#### Supplied records

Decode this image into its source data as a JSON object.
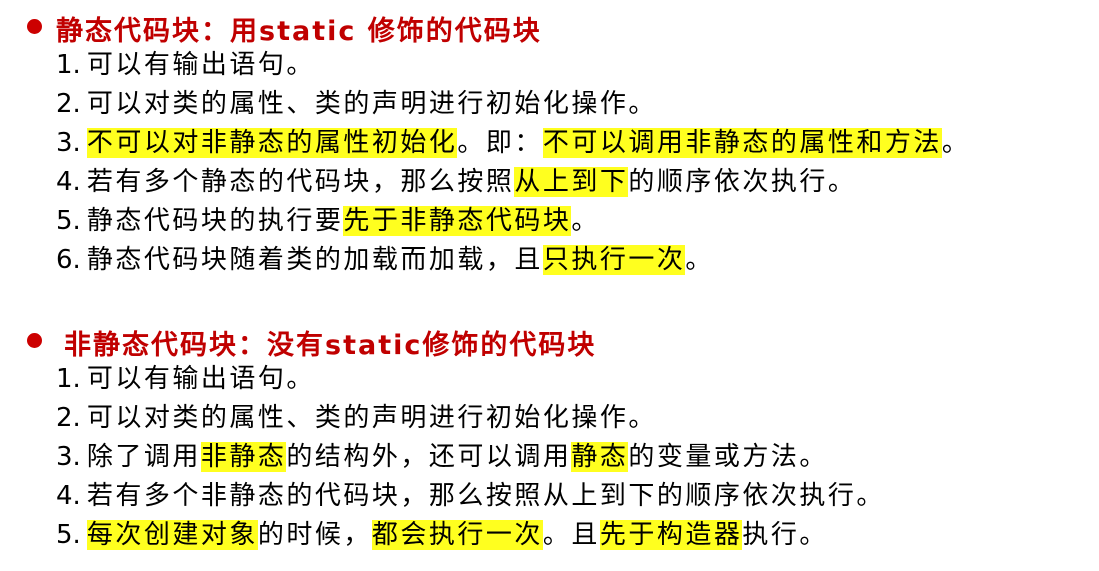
{
  "colors": {
    "heading": "#c00000",
    "bullet": "#cc0000",
    "highlight": "#ffff1f",
    "text": "#000000"
  },
  "sections": [
    {
      "heading": "静态代码块：用static 修饰的代码块",
      "items": [
        {
          "num": "1.",
          "segments": [
            {
              "text": "可以有输出语句。",
              "hl": false
            }
          ]
        },
        {
          "num": "2.",
          "segments": [
            {
              "text": "可以对类的属性、类的声明进行初始化操作。",
              "hl": false
            }
          ]
        },
        {
          "num": "3.",
          "segments": [
            {
              "text": "不可以对非静态的属性初始化",
              "hl": true
            },
            {
              "text": "。即：",
              "hl": false
            },
            {
              "text": "不可以调用非静态的属性和方法",
              "hl": true
            },
            {
              "text": "。",
              "hl": false
            }
          ]
        },
        {
          "num": "4.",
          "segments": [
            {
              "text": "若有多个静态的代码块，那么按照",
              "hl": false
            },
            {
              "text": "从上到下",
              "hl": true
            },
            {
              "text": "的顺序依次执行。",
              "hl": false
            }
          ]
        },
        {
          "num": "5.",
          "segments": [
            {
              "text": "静态代码块的执行要",
              "hl": false
            },
            {
              "text": "先于非静态代码块",
              "hl": true
            },
            {
              "text": "。",
              "hl": false
            }
          ]
        },
        {
          "num": "6.",
          "segments": [
            {
              "text": "静态代码块随着类的加载而加载，且",
              "hl": false
            },
            {
              "text": "只执行一次",
              "hl": true
            },
            {
              "text": "。",
              "hl": false
            }
          ]
        }
      ]
    },
    {
      "heading": "非静态代码块：没有static修饰的代码块",
      "items": [
        {
          "num": "1.",
          "segments": [
            {
              "text": "可以有输出语句。",
              "hl": false
            }
          ]
        },
        {
          "num": "2.",
          "segments": [
            {
              "text": "可以对类的属性、类的声明进行初始化操作。",
              "hl": false
            }
          ]
        },
        {
          "num": "3.",
          "segments": [
            {
              "text": "除了调用",
              "hl": false
            },
            {
              "text": "非静态",
              "hl": true
            },
            {
              "text": "的结构外，还可以调用",
              "hl": false
            },
            {
              "text": "静态",
              "hl": true
            },
            {
              "text": "的变量或方法。",
              "hl": false
            }
          ]
        },
        {
          "num": "4.",
          "segments": [
            {
              "text": "若有多个非静态的代码块，那么按照从上到下的顺序依次执行。",
              "hl": false
            }
          ]
        },
        {
          "num": "5.",
          "segments": [
            {
              "text": "每次创建对象",
              "hl": true
            },
            {
              "text": "的时候，",
              "hl": false
            },
            {
              "text": "都会执行一次",
              "hl": true
            },
            {
              "text": "。且",
              "hl": false
            },
            {
              "text": "先于构造器",
              "hl": true
            },
            {
              "text": "执行。",
              "hl": false
            }
          ]
        }
      ]
    }
  ]
}
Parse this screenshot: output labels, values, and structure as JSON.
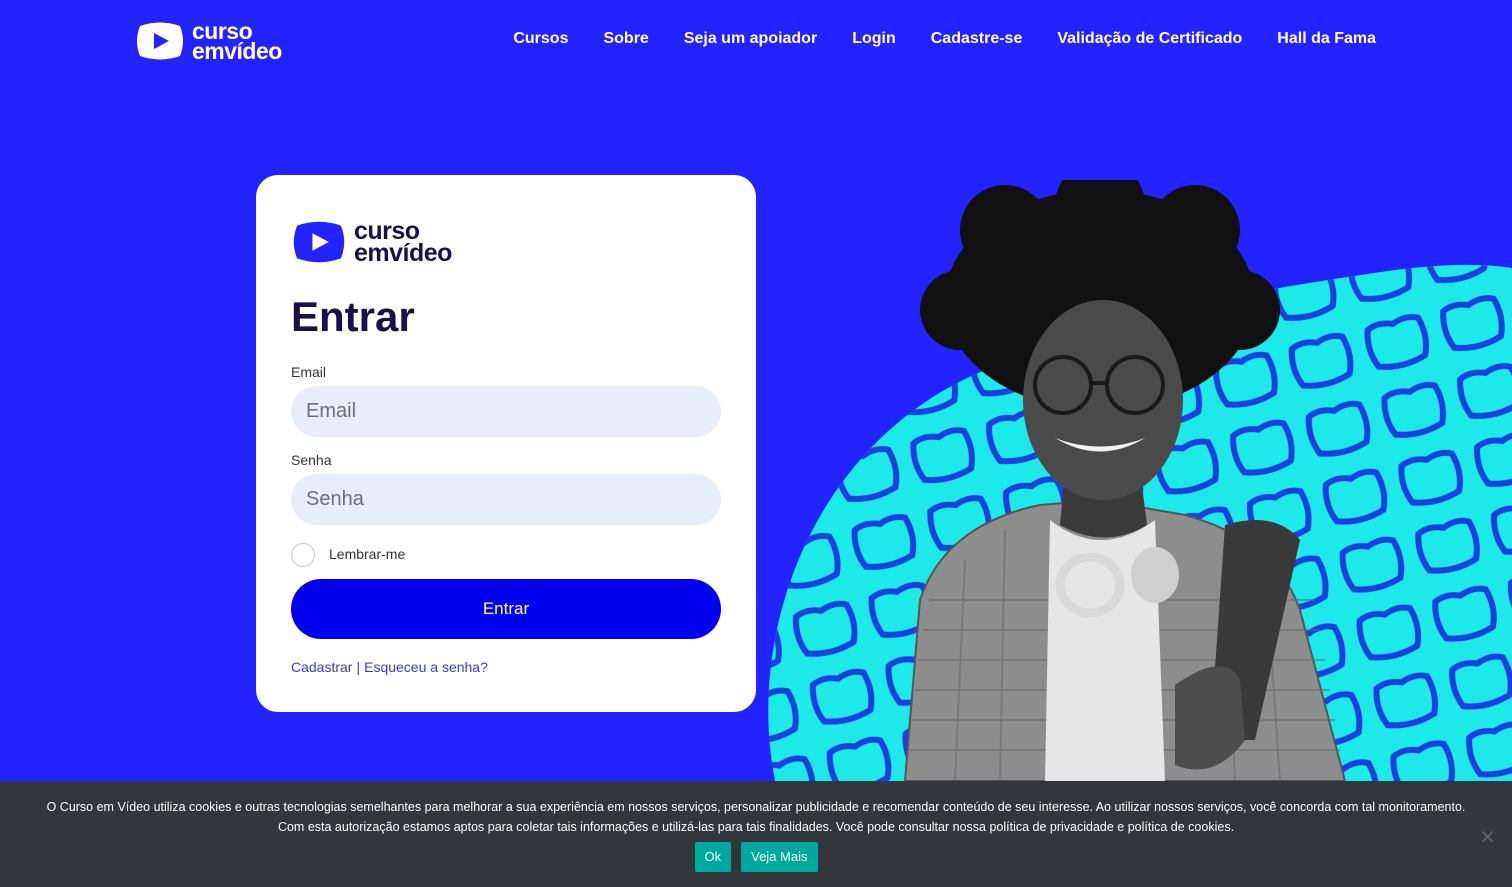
{
  "header": {
    "logo": {
      "line1": "curso",
      "line2": "emvídeo"
    },
    "nav": [
      "Cursos",
      "Sobre",
      "Seja um apoiador",
      "Login",
      "Cadastre-se",
      "Validação de Certificado",
      "Hall da Fama"
    ]
  },
  "login": {
    "logo": {
      "line1": "curso",
      "line2": "emvídeo"
    },
    "title": "Entrar",
    "email_label": "Email",
    "email_placeholder": "Email",
    "password_label": "Senha",
    "password_placeholder": "Senha",
    "remember_label": "Lembrar-me",
    "submit_label": "Entrar",
    "register_link": "Cadastrar",
    "separator": "|",
    "forgot_link": "Esqueceu a senha?"
  },
  "hero": {
    "image": "smiling-student-with-headphones-photo"
  },
  "cookie": {
    "text": "O Curso em Vídeo utiliza cookies e outras tecnologias semelhantes para melhorar a sua experiência em nossos serviços, personalizar publicidade e recomendar conteúdo de seu interesse. Ao utilizar nossos serviços, você concorda com tal monitoramento. Com esta autorização estamos aptos para coletar tais informações e utilizá-las para tais finalidades. Você pode consultar nossa política de privacidade e política de cookies.",
    "ok_label": "Ok",
    "more_label": "Veja Mais",
    "close_icon": "close-icon"
  },
  "colors": {
    "background": "#2323ff",
    "primary_button": "#0000ee",
    "accent_cyan": "#1de9e9",
    "cookie_bar": "#32373c",
    "cookie_button": "#00a99d",
    "logo_dark": "#1a0f4a"
  }
}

########

**The exercise**
Restate the data above word for word. Do not include the images.

**Reply to the task**
Decode this image into its source data as a JSON object.
{
  "colors": {
    "heading": "#c00000",
    "bullet": "#cc0000",
    "highlight": "#ffff1f",
    "text": "#000000"
  },
  "sections": [
    {
      "heading": "静态代码块：用static 修饰的代码块",
      "items": [
        {
          "num": "1.",
          "segments": [
            {
              "text": "可以有输出语句。",
              "hl": false
            }
          ]
        },
        {
          "num": "2.",
          "segments": [
            {
              "text": "可以对类的属性、类的声明进行初始化操作。",
              "hl": false
            }
          ]
        },
        {
          "num": "3.",
          "segments": [
            {
              "text": "不可以对非静态的属性初始化",
              "hl": true
            },
            {
              "text": "。即：",
              "hl": false
            },
            {
              "text": "不可以调用非静态的属性和方法",
              "hl": true
            },
            {
              "text": "。",
              "hl": false
            }
          ]
        },
        {
          "num": "4.",
          "segments": [
            {
              "text": "若有多个静态的代码块，那么按照",
              "hl": false
            },
            {
              "text": "从上到下",
              "hl": true
            },
            {
              "text": "的顺序依次执行。",
              "hl": false
            }
          ]
        },
        {
          "num": "5.",
          "segments": [
            {
              "text": "静态代码块的执行要",
              "hl": false
            },
            {
              "text": "先于非静态代码块",
              "hl": true
            },
            {
              "text": "。",
              "hl": false
            }
          ]
        },
        {
          "num": "6.",
          "segments": [
            {
              "text": "静态代码块随着类的加载而加载，且",
              "hl": false
            },
            {
              "text": "只执行一次",
              "hl": true
            },
            {
              "text": "。",
              "hl": false
            }
          ]
        }
      ]
    },
    {
      "heading": "非静态代码块：没有static修饰的代码块",
      "items": [
        {
          "num": "1.",
          "segments": [
            {
              "text": "可以有输出语句。",
              "hl": false
            }
          ]
        },
        {
          "num": "2.",
          "segments": [
            {
              "text": "可以对类的属性、类的声明进行初始化操作。",
              "hl": false
            }
          ]
        },
        {
          "num": "3.",
          "segments": [
            {
              "text": "除了调用",
              "hl": false
            },
            {
              "text": "非静态",
              "hl": true
            },
            {
              "text": "的结构外，还可以调用",
              "hl": false
            },
            {
              "text": "静态",
              "hl": true
            },
            {
              "text": "的变量或方法。",
              "hl": false
            }
          ]
        },
        {
          "num": "4.",
          "segments": [
            {
              "text": "若有多个非静态的代码块，那么按照从上到下的顺序依次执行。",
              "hl": false
            }
          ]
        },
        {
          "num": "5.",
          "segments": [
            {
              "text": "每次创建对象",
              "hl": true
            },
            {
              "text": "的时候，",
              "hl": false
            },
            {
              "text": "都会执行一次",
              "hl": true
            },
            {
              "text": "。且",
              "hl": false
            },
            {
              "text": "先于构造器",
              "hl": true
            },
            {
              "text": "执行。",
              "hl": false
            }
          ]
        }
      ]
    }
  ]
}
Parse this screenshot: output labels, values, and structure as JSON.
{
  "header": {
    "logo": {
      "line1": "curso",
      "line2": "emvídeo"
    },
    "nav": [
      "Cursos",
      "Sobre",
      "Seja um apoiador",
      "Login",
      "Cadastre-se",
      "Validação de Certificado",
      "Hall da Fama"
    ]
  },
  "login": {
    "logo": {
      "line1": "curso",
      "line2": "emvídeo"
    },
    "title": "Entrar",
    "email_label": "Email",
    "email_placeholder": "Email",
    "password_label": "Senha",
    "password_placeholder": "Senha",
    "remember_label": "Lembrar-me",
    "submit_label": "Entrar",
    "register_link": "Cadastrar",
    "separator": "|",
    "forgot_link": "Esqueceu a senha?"
  },
  "hero": {
    "image": "smiling-student-with-headphones-photo"
  },
  "cookie": {
    "text": "O Curso em Vídeo utiliza cookies e outras tecnologias semelhantes para melhorar a sua experiência em nossos serviços, personalizar publicidade e recomendar conteúdo de seu interesse. Ao utilizar nossos serviços, você concorda com tal monitoramento. Com esta autorização estamos aptos para coletar tais informações e utilizá-las para tais finalidades. Você pode consultar nossa política de privacidade e política de cookies.",
    "ok_label": "Ok",
    "more_label": "Veja Mais",
    "close_icon": "close-icon"
  },
  "colors": {
    "background": "#2323ff",
    "primary_button": "#0000ee",
    "accent_cyan": "#1de9e9",
    "cookie_bar": "#32373c",
    "cookie_button": "#00a99d",
    "logo_dark": "#1a0f4a"
  }
}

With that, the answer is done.